## [Exercise requirements]
Can you retype everything in the material from its start down to the line that contains "entry-text: CHỦ. (Cây", including that line?

## [Source material]
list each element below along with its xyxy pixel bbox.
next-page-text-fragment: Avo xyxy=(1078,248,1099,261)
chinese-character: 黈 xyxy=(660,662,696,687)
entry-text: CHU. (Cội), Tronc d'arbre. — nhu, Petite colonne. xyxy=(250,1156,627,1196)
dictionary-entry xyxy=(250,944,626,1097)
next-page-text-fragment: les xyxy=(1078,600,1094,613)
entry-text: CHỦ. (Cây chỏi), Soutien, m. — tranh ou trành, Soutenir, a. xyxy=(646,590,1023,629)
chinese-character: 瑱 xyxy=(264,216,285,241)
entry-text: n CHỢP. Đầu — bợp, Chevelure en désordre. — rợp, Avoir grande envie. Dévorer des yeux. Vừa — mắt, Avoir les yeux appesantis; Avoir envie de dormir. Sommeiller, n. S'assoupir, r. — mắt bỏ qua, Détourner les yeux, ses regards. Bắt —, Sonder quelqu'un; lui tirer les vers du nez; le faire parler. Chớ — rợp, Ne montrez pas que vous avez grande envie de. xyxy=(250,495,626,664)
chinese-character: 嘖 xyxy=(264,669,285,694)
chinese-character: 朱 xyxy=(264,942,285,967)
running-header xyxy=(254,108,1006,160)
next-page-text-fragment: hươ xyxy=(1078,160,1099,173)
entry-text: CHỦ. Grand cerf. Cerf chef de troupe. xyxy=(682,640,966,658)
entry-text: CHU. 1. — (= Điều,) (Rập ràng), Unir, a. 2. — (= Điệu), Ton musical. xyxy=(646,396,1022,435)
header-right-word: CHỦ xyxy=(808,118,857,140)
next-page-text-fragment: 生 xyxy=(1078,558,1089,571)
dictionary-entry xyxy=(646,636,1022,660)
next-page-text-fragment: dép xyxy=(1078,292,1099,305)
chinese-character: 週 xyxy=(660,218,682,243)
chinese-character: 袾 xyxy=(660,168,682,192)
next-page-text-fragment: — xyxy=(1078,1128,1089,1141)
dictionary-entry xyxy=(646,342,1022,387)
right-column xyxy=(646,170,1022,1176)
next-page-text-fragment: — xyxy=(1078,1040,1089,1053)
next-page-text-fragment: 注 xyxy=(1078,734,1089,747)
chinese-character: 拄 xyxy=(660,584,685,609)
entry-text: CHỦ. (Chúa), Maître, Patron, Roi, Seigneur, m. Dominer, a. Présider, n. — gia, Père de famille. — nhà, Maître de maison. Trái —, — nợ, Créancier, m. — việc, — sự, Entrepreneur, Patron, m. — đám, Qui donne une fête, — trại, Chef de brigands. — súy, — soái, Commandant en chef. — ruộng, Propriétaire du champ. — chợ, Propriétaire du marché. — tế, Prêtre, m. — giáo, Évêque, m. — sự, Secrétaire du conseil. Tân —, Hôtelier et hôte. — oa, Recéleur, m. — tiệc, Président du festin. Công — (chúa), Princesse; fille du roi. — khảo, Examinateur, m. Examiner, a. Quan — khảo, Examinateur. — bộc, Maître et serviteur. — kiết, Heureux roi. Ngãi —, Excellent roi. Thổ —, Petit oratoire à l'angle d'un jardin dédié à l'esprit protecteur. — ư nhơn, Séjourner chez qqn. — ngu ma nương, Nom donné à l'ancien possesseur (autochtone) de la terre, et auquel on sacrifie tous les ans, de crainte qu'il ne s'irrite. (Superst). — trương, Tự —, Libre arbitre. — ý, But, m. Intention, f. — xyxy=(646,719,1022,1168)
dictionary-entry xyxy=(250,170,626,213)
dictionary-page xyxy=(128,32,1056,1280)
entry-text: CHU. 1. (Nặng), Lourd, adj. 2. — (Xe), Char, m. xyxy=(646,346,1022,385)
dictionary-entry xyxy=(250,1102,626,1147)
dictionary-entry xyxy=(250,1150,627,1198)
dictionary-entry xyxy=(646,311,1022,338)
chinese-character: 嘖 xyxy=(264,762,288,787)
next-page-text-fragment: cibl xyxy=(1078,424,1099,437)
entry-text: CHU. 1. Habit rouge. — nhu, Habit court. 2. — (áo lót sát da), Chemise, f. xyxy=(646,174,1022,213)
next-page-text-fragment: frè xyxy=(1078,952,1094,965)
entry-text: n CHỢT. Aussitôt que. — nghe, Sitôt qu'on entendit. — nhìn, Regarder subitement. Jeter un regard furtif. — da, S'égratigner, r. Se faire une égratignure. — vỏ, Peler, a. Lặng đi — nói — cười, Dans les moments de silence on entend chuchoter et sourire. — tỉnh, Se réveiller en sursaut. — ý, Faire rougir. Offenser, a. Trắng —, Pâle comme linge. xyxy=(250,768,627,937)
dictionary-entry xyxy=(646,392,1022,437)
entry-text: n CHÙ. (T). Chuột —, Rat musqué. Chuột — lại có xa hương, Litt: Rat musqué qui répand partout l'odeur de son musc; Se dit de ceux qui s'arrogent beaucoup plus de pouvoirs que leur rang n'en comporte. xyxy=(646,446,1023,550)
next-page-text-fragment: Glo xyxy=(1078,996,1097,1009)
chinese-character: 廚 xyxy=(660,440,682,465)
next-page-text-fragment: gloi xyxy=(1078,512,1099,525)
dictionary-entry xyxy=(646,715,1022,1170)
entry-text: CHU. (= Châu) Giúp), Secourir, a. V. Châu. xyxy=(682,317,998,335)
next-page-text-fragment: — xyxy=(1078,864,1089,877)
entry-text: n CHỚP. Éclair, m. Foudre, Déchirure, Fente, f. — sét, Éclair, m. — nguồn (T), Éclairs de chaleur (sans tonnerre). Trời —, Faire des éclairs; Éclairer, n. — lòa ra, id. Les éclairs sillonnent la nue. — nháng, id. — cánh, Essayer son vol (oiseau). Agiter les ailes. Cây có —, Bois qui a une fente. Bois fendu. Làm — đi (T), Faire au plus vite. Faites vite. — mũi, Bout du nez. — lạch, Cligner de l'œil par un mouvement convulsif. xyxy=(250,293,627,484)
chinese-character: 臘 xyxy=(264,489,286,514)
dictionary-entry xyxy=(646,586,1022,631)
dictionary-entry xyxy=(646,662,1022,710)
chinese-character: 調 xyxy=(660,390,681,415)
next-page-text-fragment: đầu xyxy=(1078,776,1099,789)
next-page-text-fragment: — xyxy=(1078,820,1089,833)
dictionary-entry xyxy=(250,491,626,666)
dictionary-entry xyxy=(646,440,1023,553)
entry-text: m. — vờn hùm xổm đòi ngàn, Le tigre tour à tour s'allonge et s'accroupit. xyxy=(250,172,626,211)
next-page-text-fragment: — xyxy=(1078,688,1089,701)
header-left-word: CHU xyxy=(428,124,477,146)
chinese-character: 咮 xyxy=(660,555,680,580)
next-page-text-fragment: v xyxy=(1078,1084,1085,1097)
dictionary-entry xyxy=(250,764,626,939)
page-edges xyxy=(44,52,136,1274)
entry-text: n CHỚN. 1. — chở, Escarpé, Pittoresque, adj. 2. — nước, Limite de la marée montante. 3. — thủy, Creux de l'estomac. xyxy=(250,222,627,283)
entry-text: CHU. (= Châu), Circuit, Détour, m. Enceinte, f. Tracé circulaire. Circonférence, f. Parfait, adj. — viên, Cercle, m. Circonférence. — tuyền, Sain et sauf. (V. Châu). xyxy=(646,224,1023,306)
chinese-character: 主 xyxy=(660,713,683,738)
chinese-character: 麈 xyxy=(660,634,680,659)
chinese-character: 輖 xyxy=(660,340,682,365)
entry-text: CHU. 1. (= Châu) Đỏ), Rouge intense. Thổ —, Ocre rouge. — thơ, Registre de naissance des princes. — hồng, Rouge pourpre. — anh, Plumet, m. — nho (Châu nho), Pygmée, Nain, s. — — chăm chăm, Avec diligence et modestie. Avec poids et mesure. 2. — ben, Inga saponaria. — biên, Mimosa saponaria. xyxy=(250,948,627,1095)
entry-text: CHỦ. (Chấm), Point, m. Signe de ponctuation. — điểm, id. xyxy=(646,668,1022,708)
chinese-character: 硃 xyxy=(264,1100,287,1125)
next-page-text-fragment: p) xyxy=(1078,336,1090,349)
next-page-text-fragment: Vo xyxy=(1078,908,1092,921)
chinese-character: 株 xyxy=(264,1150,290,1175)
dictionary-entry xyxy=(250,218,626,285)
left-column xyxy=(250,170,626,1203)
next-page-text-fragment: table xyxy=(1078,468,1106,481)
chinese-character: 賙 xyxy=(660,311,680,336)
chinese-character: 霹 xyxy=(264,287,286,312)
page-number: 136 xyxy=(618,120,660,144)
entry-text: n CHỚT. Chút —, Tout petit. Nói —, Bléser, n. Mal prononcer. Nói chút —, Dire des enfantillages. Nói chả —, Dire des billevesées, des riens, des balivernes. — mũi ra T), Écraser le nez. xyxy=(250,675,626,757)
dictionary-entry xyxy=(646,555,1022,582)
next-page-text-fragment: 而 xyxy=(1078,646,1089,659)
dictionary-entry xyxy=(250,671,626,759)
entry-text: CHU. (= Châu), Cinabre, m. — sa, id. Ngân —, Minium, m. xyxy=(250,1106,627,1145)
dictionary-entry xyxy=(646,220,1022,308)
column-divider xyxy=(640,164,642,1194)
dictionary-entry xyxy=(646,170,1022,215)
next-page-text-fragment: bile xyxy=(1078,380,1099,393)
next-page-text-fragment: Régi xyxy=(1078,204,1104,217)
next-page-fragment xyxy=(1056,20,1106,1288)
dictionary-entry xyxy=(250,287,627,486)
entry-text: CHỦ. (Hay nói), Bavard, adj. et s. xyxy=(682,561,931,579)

## [Reply]
list each element below along with its xyxy pixel bbox.
next-page-text-fragment: Avo xyxy=(1078,248,1099,261)
chinese-character: 黈 xyxy=(660,662,696,687)
entry-text: CHU. (Cội), Tronc d'arbre. — nhu, Petite colonne. xyxy=(250,1156,627,1196)
dictionary-entry xyxy=(250,944,626,1097)
next-page-text-fragment: les xyxy=(1078,600,1094,613)
entry-text: CHỦ. (Cây chỏi), Soutien, m. — tranh ou trành, Soutenir, a. xyxy=(646,590,1023,629)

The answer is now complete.